--- EXERCISE AIM ---
Give every line again exactly as it appears, please, but not the pictures.

--- THE INPUT ---
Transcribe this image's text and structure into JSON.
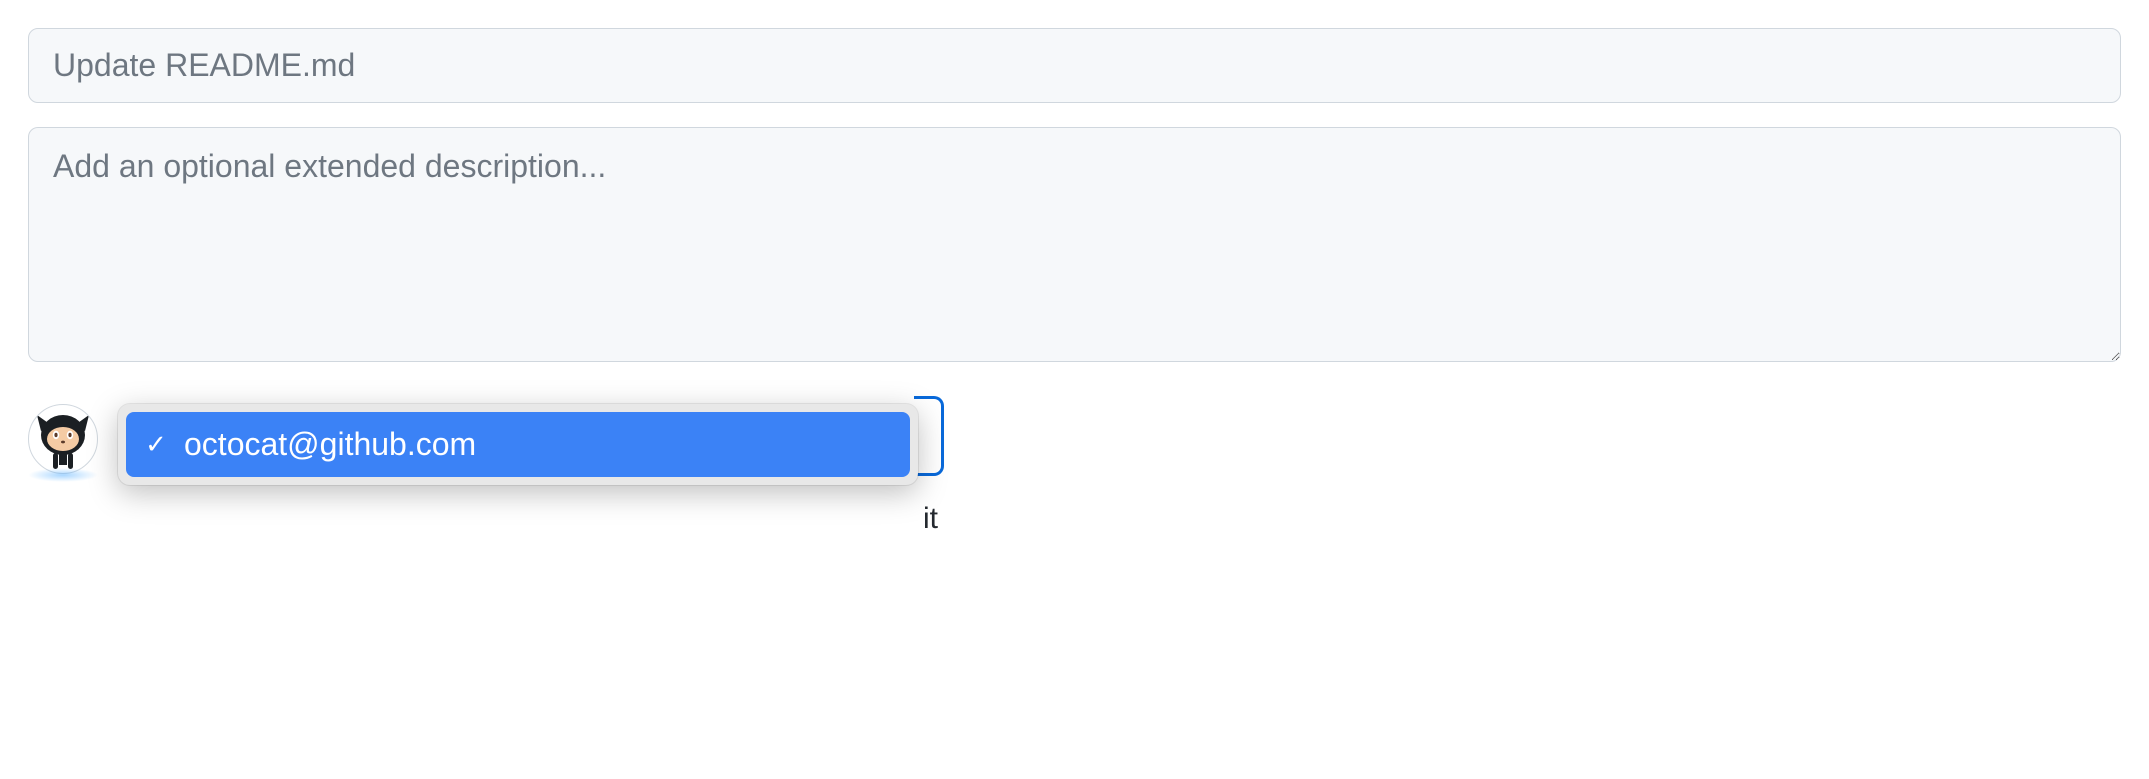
{
  "commit": {
    "summary_placeholder": "Update README.md",
    "summary_value": "",
    "description_placeholder": "Add an optional extended description...",
    "description_value": ""
  },
  "author_dropdown": {
    "selected": "octocat@github.com",
    "options": [
      {
        "label": "octocat@github.com",
        "checked": true
      }
    ]
  },
  "trailing_fragment": "it",
  "icons": {
    "check": "✓"
  }
}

--- THE OUTPUT ---
Transcribe this image's text and structure into JSON.
{
  "commit": {
    "summary_placeholder": "Update README.md",
    "summary_value": "",
    "description_placeholder": "Add an optional extended description...",
    "description_value": ""
  },
  "author_dropdown": {
    "selected": "octocat@github.com",
    "options": [
      {
        "label": "octocat@github.com",
        "checked": true
      }
    ]
  },
  "trailing_fragment": "it",
  "icons": {
    "check": "✓"
  }
}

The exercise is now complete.